- **Problem to work on**
In the listing below, locate the lines that hold the string "fact". Copy those lines.

- **Available records**

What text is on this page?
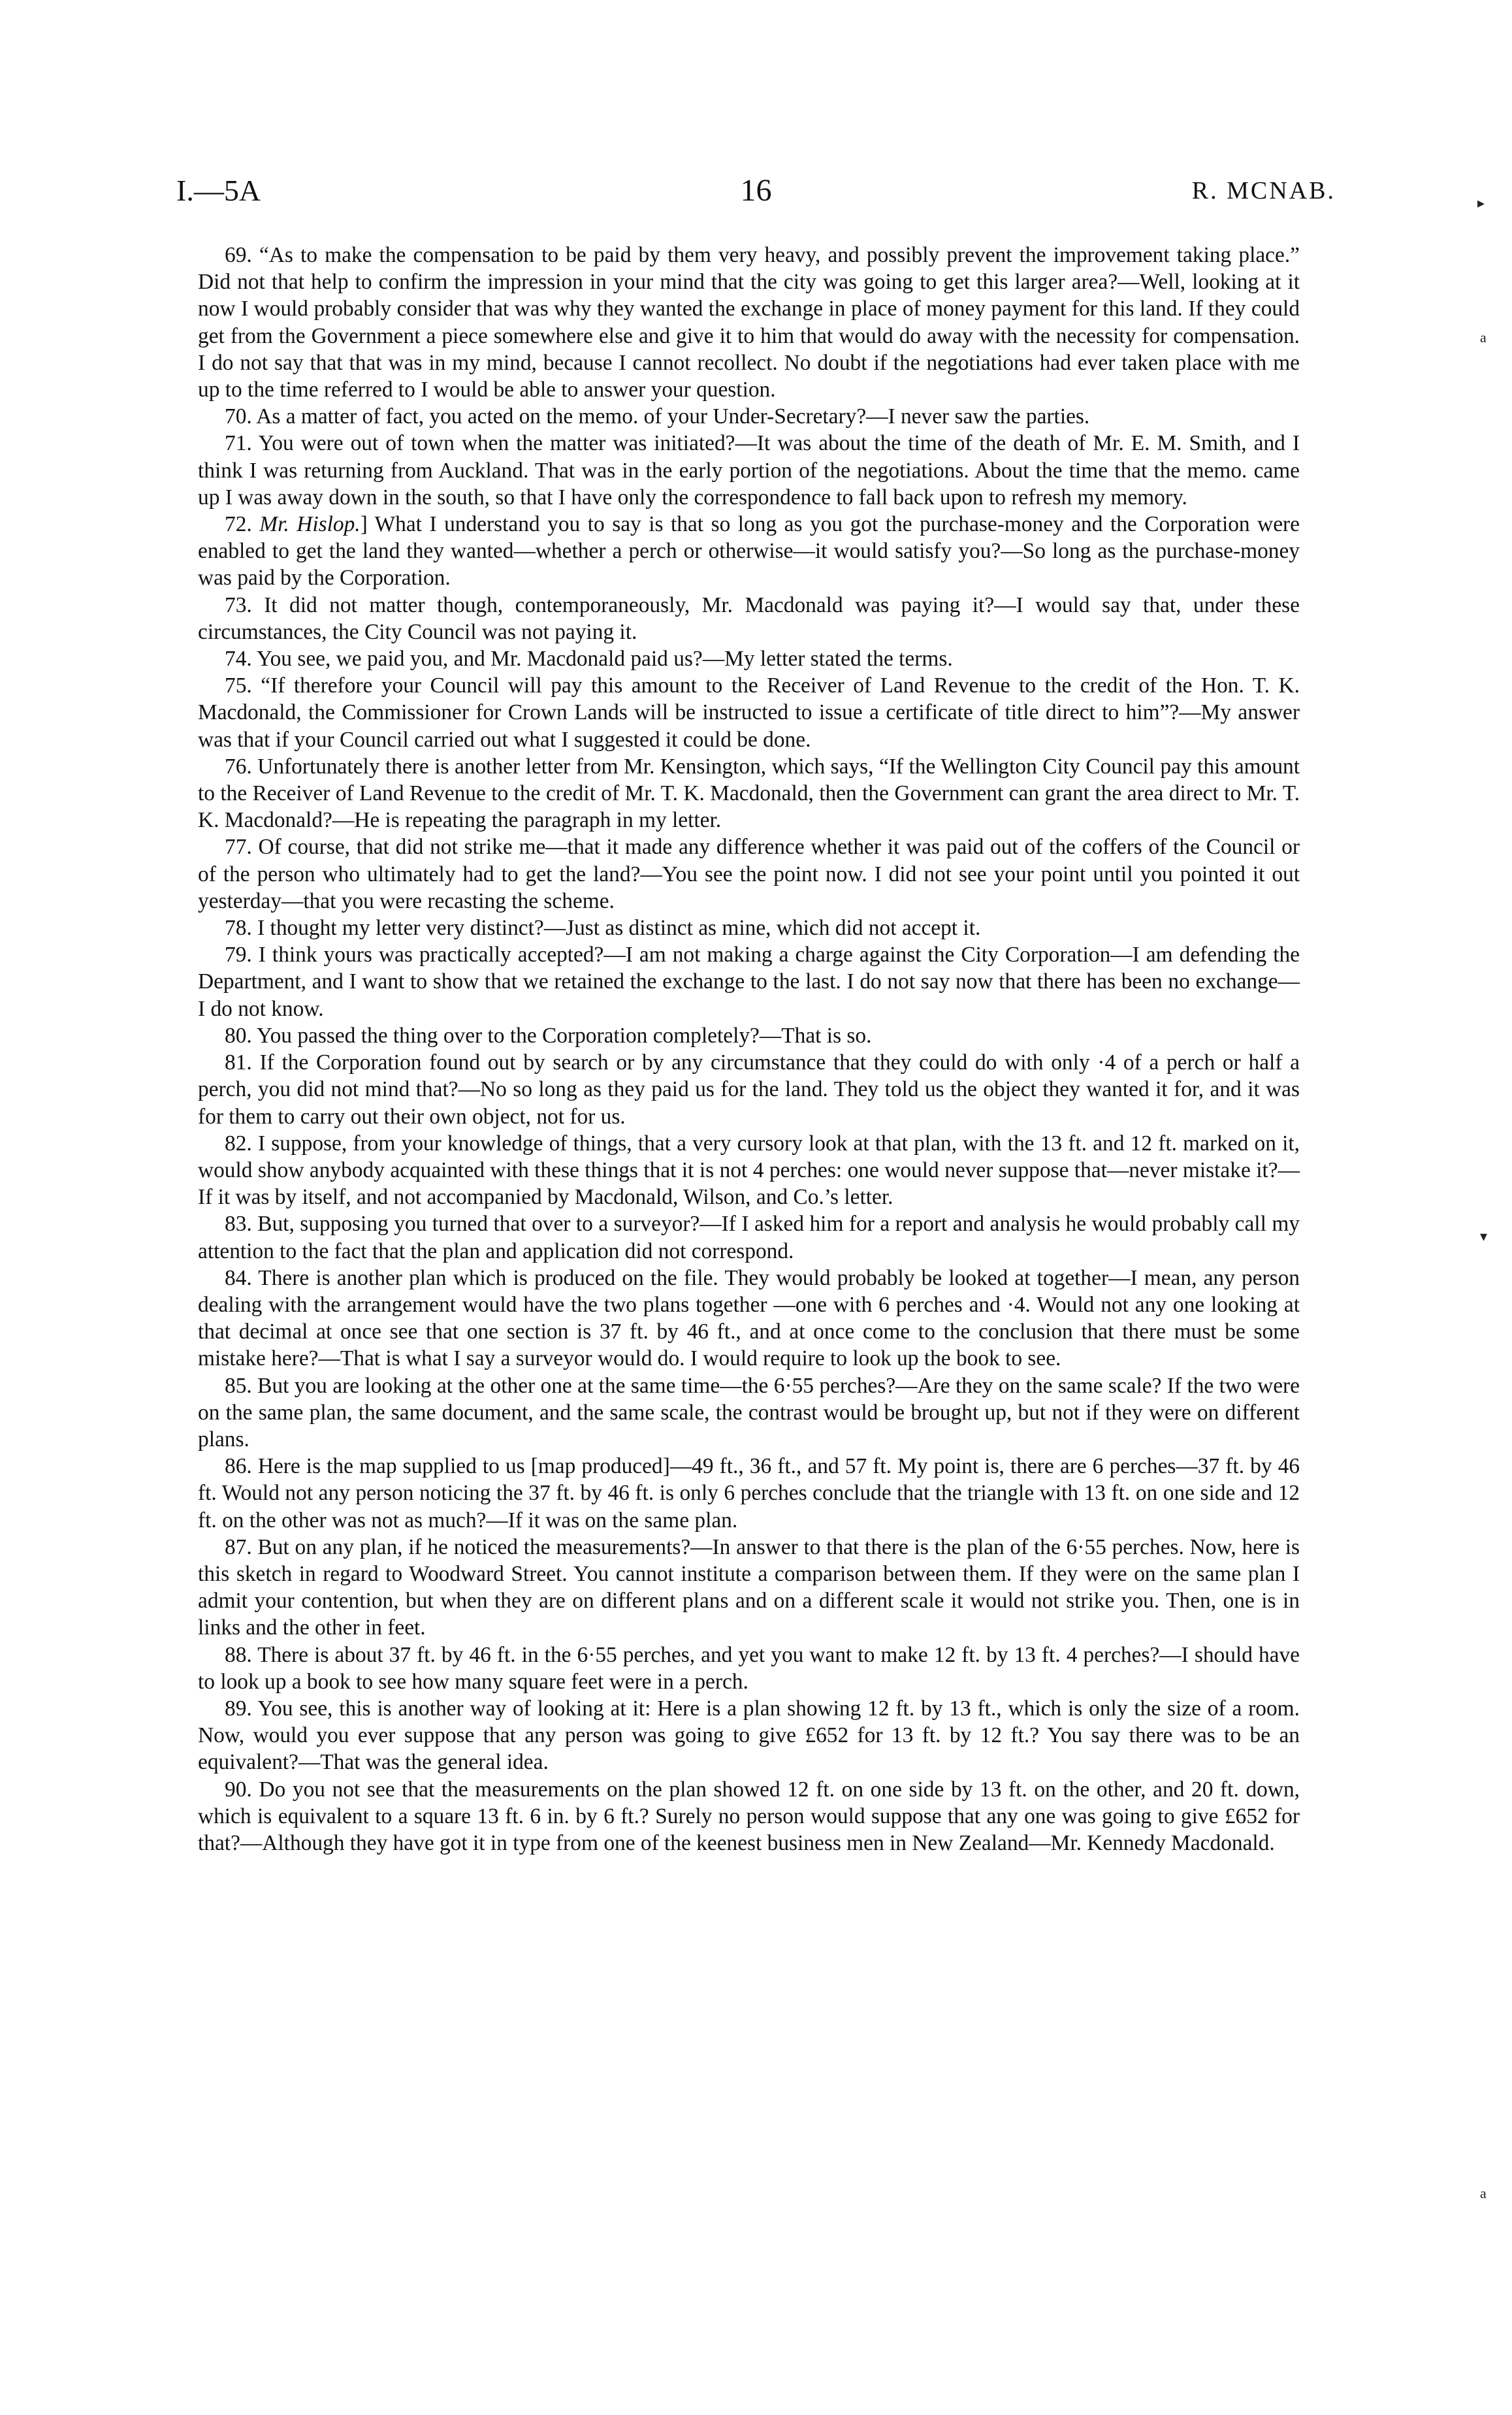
I.—5A	16	R. MCNAB.

69. “As to make the compensation to be paid by them very heavy, and possibly prevent the improvement taking place.” Did not that help to confirm the impression in your mind that the city was going to get this larger area?—Well, looking at it now I would probably consider that was why they wanted the exchange in place of money payment for this land. If they could get from the Government a piece somewhere else and give it to him that would do away with the necessity for compensation. I do not say that that was in my mind, because I cannot recollect. No doubt if the negotiations had ever taken place with me up to the time referred to I would be able to answer your question.

70. As a matter of fact, you acted on the memo. of your Under-Secretary?—I never saw the parties.

71. You were out of town when the matter was initiated?—It was about the time of the death of Mr. E. M. Smith, and I think I was returning from Auckland. That was in the early portion of the negotiations. About the time that the memo. came up I was away down in the south, so that I have only the correspondence to fall back upon to refresh my memory.

72. Mr. Hislop.] What I understand you to say is that so long as you got the purchase-money and the Corporation were enabled to get the land they wanted—whether a perch or otherwise—it would satisfy you?—So long as the purchase-money was paid by the Corporation.

73. It did not matter though, contemporaneously, Mr. Macdonald was paying it?—I would say that, under these circumstances, the City Council was not paying it.

74. You see, we paid you, and Mr. Macdonald paid us?—My letter stated the terms.

75. “If therefore your Council will pay this amount to the Receiver of Land Revenue to the credit of the Hon. T. K. Macdonald, the Commissioner for Crown Lands will be instructed to issue a certificate of title direct to him”?—My answer was that if your Council carried out what I suggested it could be done.

76. Unfortunately there is another letter from Mr. Kensington, which says, “If the Wellington City Council pay this amount to the Receiver of Land Revenue to the credit of Mr. T. K. Macdonald, then the Government can grant the area direct to Mr. T. K. Macdonald?—He is repeating the paragraph in my letter.

77. Of course, that did not strike me—that it made any difference whether it was paid out of the coffers of the Council or of the person who ultimately had to get the land?—You see the point now. I did not see your point until you pointed it out yesterday—that you were recasting the scheme.

78. I thought my letter very distinct?—Just as distinct as mine, which did not accept it.

79. I think yours was practically accepted?—I am not making a charge against the City Corporation—I am defending the Department, and I want to show that we retained the exchange to the last. I do not say now that there has been no exchange—I do not know.

80. You passed the thing over to the Corporation completely?—That is so.

81. If the Corporation found out by search or by any circumstance that they could do with only ·4 of a perch or half a perch, you did not mind that?—No so long as they paid us for the land. They told us the object they wanted it for, and it was for them to carry out their own object, not for us.

82. I suppose, from your knowledge of things, that a very cursory look at that plan, with the 13 ft. and 12 ft. marked on it, would show anybody acquainted with these things that it is not 4 perches: one would never suppose that—never mistake it?—If it was by itself, and not accompanied by Macdonald, Wilson, and Co.’s letter.

83. But, supposing you turned that over to a surveyor?—If I asked him for a report and analysis he would probably call my attention to the fact that the plan and application did not correspond.

84. There is another plan which is produced on the file. They would probably be looked at together—I mean, any person dealing with the arrangement would have the two plans together —one with 6 perches and ·4. Would not any one looking at that decimal at once see that one section is 37 ft. by 46 ft., and at once come to the conclusion that there must be some mistake here?—That is what I say a surveyor would do. I would require to look up the book to see.

85. But you are looking at the other one at the same time—the 6·55 perches?—Are they on the same scale? If the two were on the same plan, the same document, and the same scale, the contrast would be brought up, but not if they were on different plans.

86. Here is the map supplied to us [map produced]—49 ft., 36 ft., and 57 ft. My point is, there are 6 perches—37 ft. by 46 ft. Would not any person noticing the 37 ft. by 46 ft. is only 6 perches conclude that the triangle with 13 ft. on one side and 12 ft. on the other was not as much?—If it was on the same plan.

87. But on any plan, if he noticed the measurements?—In answer to that there is the plan of the 6·55 perches. Now, here is this sketch in regard to Woodward Street. You cannot institute a comparison between them. If they were on the same plan I admit your contention, but when they are on different plans and on a different scale it would not strike you. Then, one is in links and the other in feet.

88. There is about 37 ft. by 46 ft. in the 6·55 perches, and yet you want to make 12 ft. by 13 ft. 4 perches?—I should have to look up a book to see how many square feet were in a perch.

89. You see, this is another way of looking at it: Here is a plan showing 12 ft. by 13 ft., which is only the size of a room. Now, would you ever suppose that any person was going to give £652 for 13 ft. by 12 ft.? You say there was to be an equivalent?—That was the general idea.

90. Do you not see that the measurements on the plan showed 12 ft. on one side by 13 ft. on the other, and 20 ft. down, which is equivalent to a square 13 ft. 6 in. by 6 ft.? Surely no person would suppose that any one was going to give £652 for that?—Although they have got it in type from one of the keenest business men in New Zealand—Mr. Kennedy Macdonald.

▸
a
▾
a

- **Final answer**
70. As a matter of fact, you acted on the memo. of your Under-Secretary?—I never saw the parties.
83. But, supposing you turned that over to a surveyor?—If I asked him for a report and analysis he would probably call my attention to the fact that the plan and application did not correspond.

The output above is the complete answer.